» **Data shown**
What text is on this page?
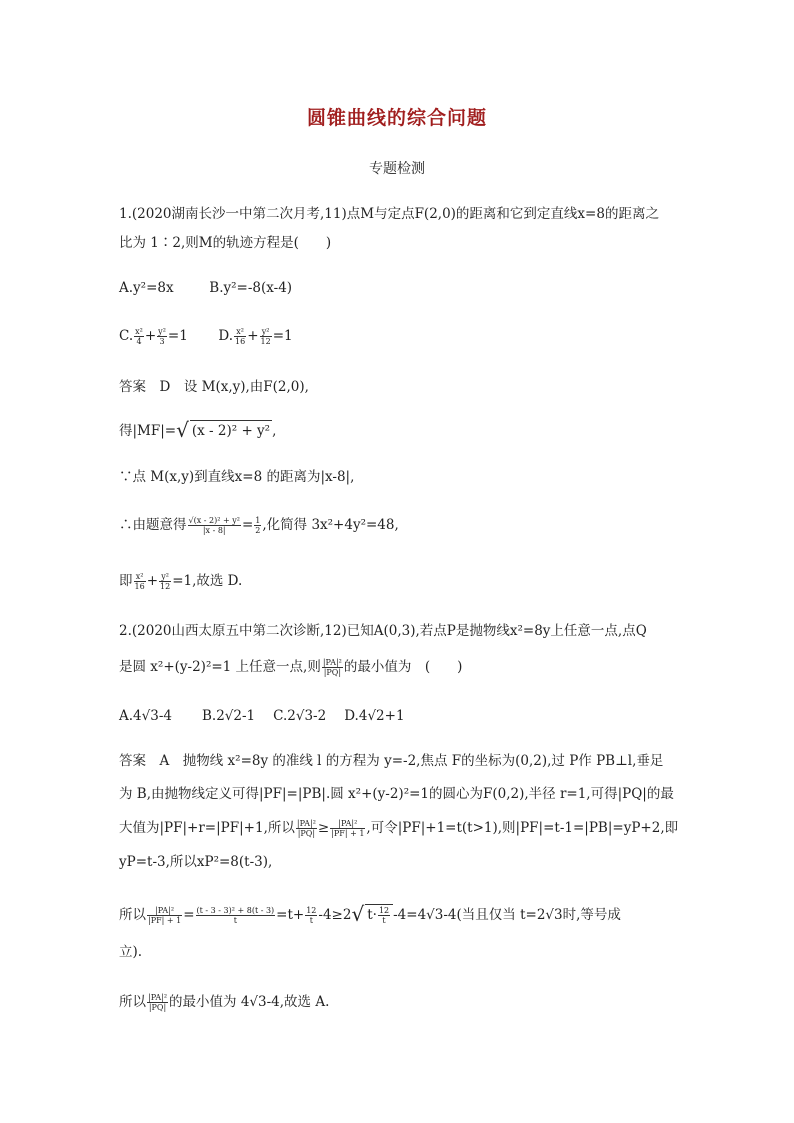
圆锥曲线的综合问题
专题检测
1.(2020湖南长沙一中第二次月考,11)点M与定点F(2,0)的距离和它到定直线x=8的距离之
比为 1∶2,则M的轨迹方程是(　　)
A.y²=8x	B.y²=-8(x-4)
C. $\frac{\text{x²}}{4} + \frac{\text{y²}}{3} =1$ D. $\frac{\text{x²}}{16} + \frac{\text{y²}}{12} =1$
答案　D　设 M(x,y),由F(2,0),
得|MF|=√ (x - 2)² + y² ,
∵点 M(x,y)到直线x=8 的距离为|x-8|,
∴由题意得 $\frac{\text{√(x - 2)² + y²}}{|x - 8|} = \frac{1}{2}$ ,化简得 3x²+4y²=48,
即 $\frac{\text{x²}}{16} + \frac{\text{y²}}{12} =1$,故选 D.
2.(2020山西太原五中第二次诊断,12)已知A(0,3),若点P是抛物线x²=8y上任意一点,点Q
是圆 x²+(y-2)²=1 上任意一点,则 $\frac{\text{|PA|²}}{|PQ|}$ 的最小值为　(　　)
A.4√3-4 B.2√2-1 C.2√3-2 D.4√2+1
答案　A　抛物线 x²=8y 的准线 l 的方程为 y=-2,焦点 F的坐标为(0,2),过 P作 PB⊥l,垂足
为 B,由抛物线定义可得|PF|=|PB|.圆 x²+(y-2)²=1的圆心为F(0,2),半径 r=1,可得|PQ|的最
大值为|PF|+r=|PF|+1,所以 $\frac{\text{|PA|²}}{|PQ|} \ge \frac{\text{|PA|²}}{|PF| + 1}$ ,可令|PF|+1=t(t>1),则|PF|=t-1=|PB|=yP+2,即
yP=t-3,所以xP²=8(t-3),
所以 $\frac{\text{|PA|²}}{|PF| + 1} = \frac{\text{(t - 3 - 3)² + 8(t - 3)}}{t} =t+ \frac{12}{t} -4\ge 2√$ $t\cdot \frac{12}{t} -4=4√3-4$(当且仅当 t=2√3时,等号成
立).
所以 $\frac{\text{|PA|²}}{|PQ|}$ 的最小值为 4√3-4,故选 A.
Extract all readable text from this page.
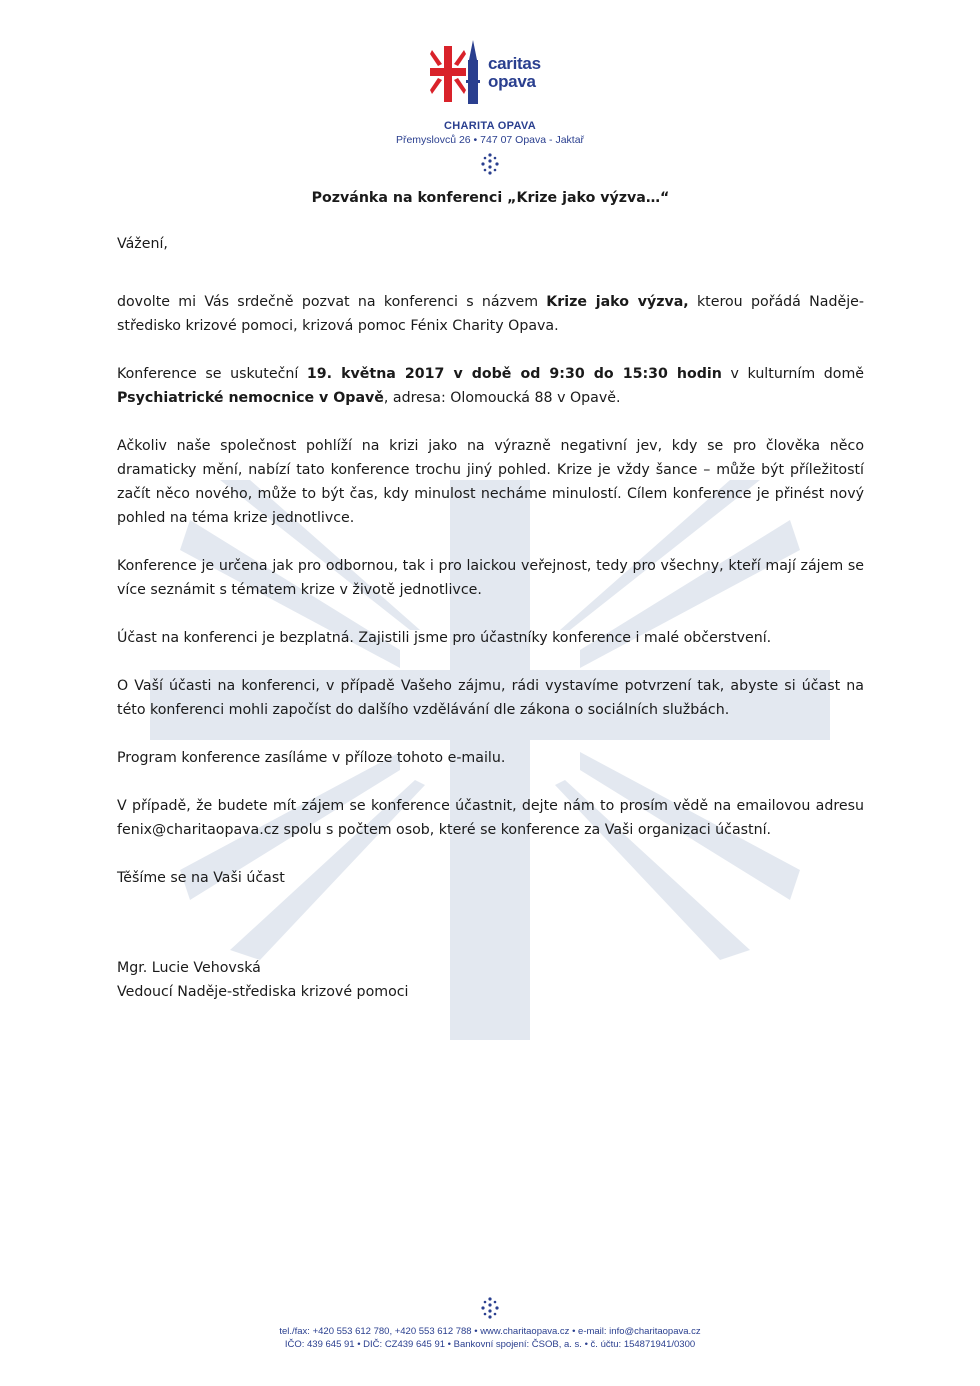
caritas
opava
CHARITA OPAVA
Přemyslovců 26 • 747 07 Opava - Jaktař
Pozvánka na konferenci „Krize jako výzva…“

Vážení,

dovolte mi Vás srdečně pozvat na konferenci s názvem Krize jako výzva, kterou pořádá Naděje-středisko krizové pomoci, krizová pomoc Fénix Charity Opava.

Konference se uskuteční 19. května 2017 v době od 9:30 do 15:30 hodin v kulturním domě Psychiatrické nemocnice v Opavě, adresa: Olomoucká 88 v Opavě.

Ačkoliv naše společnost pohlíží na krizi jako na výrazně negativní jev, kdy se pro člověka něco dramaticky mění, nabízí tato konference trochu jiný pohled. Krize je vždy šance – může být příležitostí začít něco nového, může to být čas, kdy minulost necháme minulostí. Cílem konference je přinést nový pohled na téma krize jednotlivce.

Konference je určena jak pro odbornou, tak i pro laickou veřejnost, tedy pro všechny, kteří mají zájem se více seznámit s tématem krize v životě jednotlivce.

Účast na konferenci je bezplatná. Zajistili jsme pro účastníky konference i malé občerstvení.

O Vaší účasti na konferenci, v případě Vašeho zájmu, rádi vystavíme potvrzení tak, abyste si účast na této konferenci mohli započíst do dalšího vzdělávání dle zákona o sociálních službách.

Program konference zasíláme v příloze tohoto e-mailu.

V případě, že budete mít zájem se konference účastnit, dejte nám to prosím vědě na emailovou adresu fenix@charitaopava.cz spolu s počtem osob, které se konference za Vaši organizaci účastní.

Těšíme se na Vaši účast

Mgr. Lucie Vehovská
Vedoucí Naděje-střediska krizové pomoci
tel./fax: +420 553 612 780, +420 553 612 788 • www.charitaopava.cz • e-mail: info@charitaopava.cz
IČO: 439 645 91 • DIČ: CZ439 645 91 • Bankovní spojení: ČSOB, a. s. • č. účtu: 154871941/0300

» **Required task**
Leave out the pictures and reproduce the rest of the listing exactly.

» **Exercise output**
What text is on this page?
圆锥曲线的综合问题
专题检测
1.(2020湖南长沙一中第二次月考,11)点M与定点F(2,0)的距离和它到定直线x=8的距离之
比为 1∶2,则M的轨迹方程是(　　)
A.y²=8x	B.y²=-8(x-4)
C. $\frac{\text{x²}}{4} + \frac{\text{y²}}{3} =1$ D. $\frac{\text{x²}}{16} + \frac{\text{y²}}{12} =1$
答案　D　设 M(x,y),由F(2,0),
得|MF|=√ (x - 2)² + y² ,
∵点 M(x,y)到直线x=8 的距离为|x-8|,
∴由题意得 $\frac{\text{√(x - 2)² + y²}}{|x - 8|} = \frac{1}{2}$ ,化简得 3x²+4y²=48,
即 $\frac{\text{x²}}{16} + \frac{\text{y²}}{12} =1$,故选 D.
2.(2020山西太原五中第二次诊断,12)已知A(0,3),若点P是抛物线x²=8y上任意一点,点Q
是圆 x²+(y-2)²=1 上任意一点,则 $\frac{\text{|PA|²}}{|PQ|}$ 的最小值为　(　　)
A.4√3-4 B.2√2-1 C.2√3-2 D.4√2+1
答案　A　抛物线 x²=8y 的准线 l 的方程为 y=-2,焦点 F的坐标为(0,2),过 P作 PB⊥l,垂足
为 B,由抛物线定义可得|PF|=|PB|.圆 x²+(y-2)²=1的圆心为F(0,2),半径 r=1,可得|PQ|的最
大值为|PF|+r=|PF|+1,所以 $\frac{\text{|PA|²}}{|PQ|} \ge \frac{\text{|PA|²}}{|PF| + 1}$ ,可令|PF|+1=t(t>1),则|PF|=t-1=|PB|=yP+2,即
yP=t-3,所以xP²=8(t-3),
所以 $\frac{\text{|PA|²}}{|PF| + 1} = \frac{\text{(t - 3 - 3)² + 8(t - 3)}}{t} =t+ \frac{12}{t} -4\ge 2√$ $t\cdot \frac{12}{t} -4=4√3-4$(当且仅当 t=2√3时,等号成
立).
所以 $\frac{\text{|PA|²}}{|PQ|}$ 的最小值为 4√3-4,故选 A.
Extract all readable text from this page.
caritas
opava
CHARITA OPAVA
Přemyslovců 26 • 747 07 Opava - Jaktař
Pozvánka na konferenci „Krize jako výzva…“

Vážení,

dovolte mi Vás srdečně pozvat na konferenci s názvem Krize jako výzva, kterou pořádá Naděje-středisko krizové pomoci, krizová pomoc Fénix Charity Opava.

Konference se uskuteční 19. května 2017 v době od 9:30 do 15:30 hodin v kulturním domě Psychiatrické nemocnice v Opavě, adresa: Olomoucká 88 v Opavě.

Ačkoliv naše společnost pohlíží na krizi jako na výrazně negativní jev, kdy se pro člověka něco dramaticky mění, nabízí tato konference trochu jiný pohled. Krize je vždy šance – může být příležitostí začít něco nového, může to být čas, kdy minulost necháme minulostí. Cílem konference je přinést nový pohled na téma krize jednotlivce.

Konference je určena jak pro odbornou, tak i pro laickou veřejnost, tedy pro všechny, kteří mají zájem se více seznámit s tématem krize v životě jednotlivce.

Účast na konferenci je bezplatná. Zajistili jsme pro účastníky konference i malé občerstvení.

O Vaší účasti na konferenci, v případě Vašeho zájmu, rádi vystavíme potvrzení tak, abyste si účast na této konferenci mohli započíst do dalšího vzdělávání dle zákona o sociálních službách.

Program konference zasíláme v příloze tohoto e-mailu.

V případě, že budete mít zájem se konference účastnit, dejte nám to prosím vědě na emailovou adresu fenix@charitaopava.cz spolu s počtem osob, které se konference za Vaši organizaci účastní.

Těšíme se na Vaši účast

Mgr. Lucie Vehovská
Vedoucí Naděje-střediska krizové pomoci
tel./fax: +420 553 612 780, +420 553 612 788 • www.charitaopava.cz • e-mail: info@charitaopava.cz
IČO: 439 645 91 • DIČ: CZ439 645 91 • Bankovní spojení: ČSOB, a. s. • č. účtu: 154871941/0300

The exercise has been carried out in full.